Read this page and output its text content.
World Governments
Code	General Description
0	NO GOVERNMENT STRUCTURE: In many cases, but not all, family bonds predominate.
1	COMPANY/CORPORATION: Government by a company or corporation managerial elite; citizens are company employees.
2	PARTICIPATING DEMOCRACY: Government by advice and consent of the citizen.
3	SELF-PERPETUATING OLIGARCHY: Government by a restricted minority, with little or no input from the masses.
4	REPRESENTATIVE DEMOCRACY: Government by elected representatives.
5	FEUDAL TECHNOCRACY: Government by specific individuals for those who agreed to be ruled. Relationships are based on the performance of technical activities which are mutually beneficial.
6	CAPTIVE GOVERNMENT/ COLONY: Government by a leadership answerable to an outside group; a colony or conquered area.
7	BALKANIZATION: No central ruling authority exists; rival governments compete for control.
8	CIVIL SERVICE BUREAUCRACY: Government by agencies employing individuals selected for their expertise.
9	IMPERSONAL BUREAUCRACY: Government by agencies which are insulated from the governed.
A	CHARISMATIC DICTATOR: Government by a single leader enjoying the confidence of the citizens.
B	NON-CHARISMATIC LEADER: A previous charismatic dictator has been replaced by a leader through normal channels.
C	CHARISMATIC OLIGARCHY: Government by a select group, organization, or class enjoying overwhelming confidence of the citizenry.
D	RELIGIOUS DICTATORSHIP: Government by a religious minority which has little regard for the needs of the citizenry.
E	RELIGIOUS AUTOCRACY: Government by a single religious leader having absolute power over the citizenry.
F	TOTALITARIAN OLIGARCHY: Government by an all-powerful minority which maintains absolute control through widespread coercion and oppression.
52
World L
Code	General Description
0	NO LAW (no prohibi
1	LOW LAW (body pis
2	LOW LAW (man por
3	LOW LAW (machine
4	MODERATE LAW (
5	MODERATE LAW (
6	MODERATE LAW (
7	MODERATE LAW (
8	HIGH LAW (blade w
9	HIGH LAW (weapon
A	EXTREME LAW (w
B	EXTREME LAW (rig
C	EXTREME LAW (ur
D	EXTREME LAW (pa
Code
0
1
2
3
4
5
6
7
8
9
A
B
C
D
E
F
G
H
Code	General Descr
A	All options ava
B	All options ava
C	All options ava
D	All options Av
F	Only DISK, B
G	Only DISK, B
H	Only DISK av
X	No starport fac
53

• **EXERCISE PROMPT**:
Reproduce each entry above exactly, keeping every word.

• **FINISHED EXERCISE**:
Read this page and output its text content.
World Governments
Code	General Description
0	NO GOVERNMENT STRUCTURE: In many cases, but not all, family bonds predominate.
1	COMPANY/CORPORATION: Government by a company or corporation managerial elite; citizens are company employees.
2	PARTICIPATING DEMOCRACY: Government by advice and consent of the citizen.
3	SELF-PERPETUATING OLIGARCHY: Government by a restricted minority, with little or no input from the masses.
4	REPRESENTATIVE DEMOCRACY: Government by elected representatives.
5	FEUDAL TECHNOCRACY: Government by specific individuals for those who agreed to be ruled. Relationships are based on the performance of technical activities which are mutually beneficial.
6	CAPTIVE GOVERNMENT/ COLONY: Government by a leadership answerable to an outside group; a colony or conquered area.
7	BALKANIZATION: No central ruling authority exists; rival governments compete for control.
8	CIVIL SERVICE BUREAUCRACY: Government by agencies employing individuals selected for their expertise.
9	IMPERSONAL BUREAUCRACY: Government by agencies which are insulated from the governed.
A	CHARISMATIC DICTATOR: Government by a single leader enjoying the confidence of the citizens.
B	NON-CHARISMATIC LEADER: A previous charismatic dictator has been replaced by a leader through normal channels.
C	CHARISMATIC OLIGARCHY: Government by a select group, organization, or class enjoying overwhelming confidence of the citizenry.
D	RELIGIOUS DICTATORSHIP: Government by a religious minority which has little regard for the needs of the citizenry.
E	RELIGIOUS AUTOCRACY: Government by a single religious leader having absolute power over the citizenry.
F	TOTALITARIAN OLIGARCHY: Government by an all-powerful minority which maintains absolute control through widespread coercion and oppression.
52
World L
Code	General Description
0	NO LAW (no prohibi
1	LOW LAW (body pis
2	LOW LAW (man por
3	LOW LAW (machine
4	MODERATE LAW (
5	MODERATE LAW (
6	MODERATE LAW (
7	MODERATE LAW (
8	HIGH LAW (blade w
9	HIGH LAW (weapon
A	EXTREME LAW (w
B	EXTREME LAW (rig
C	EXTREME LAW (ur
D	EXTREME LAW (pa
Code
0
1
2
3
4
5
6
7
8
9
A
B
C
D
E
F
G
H
Code	General Descr
A	All options ava
B	All options ava
C	All options ava
D	All options Av
F	Only DISK, B
G	Only DISK, B
H	Only DISK av
X	No starport fac
53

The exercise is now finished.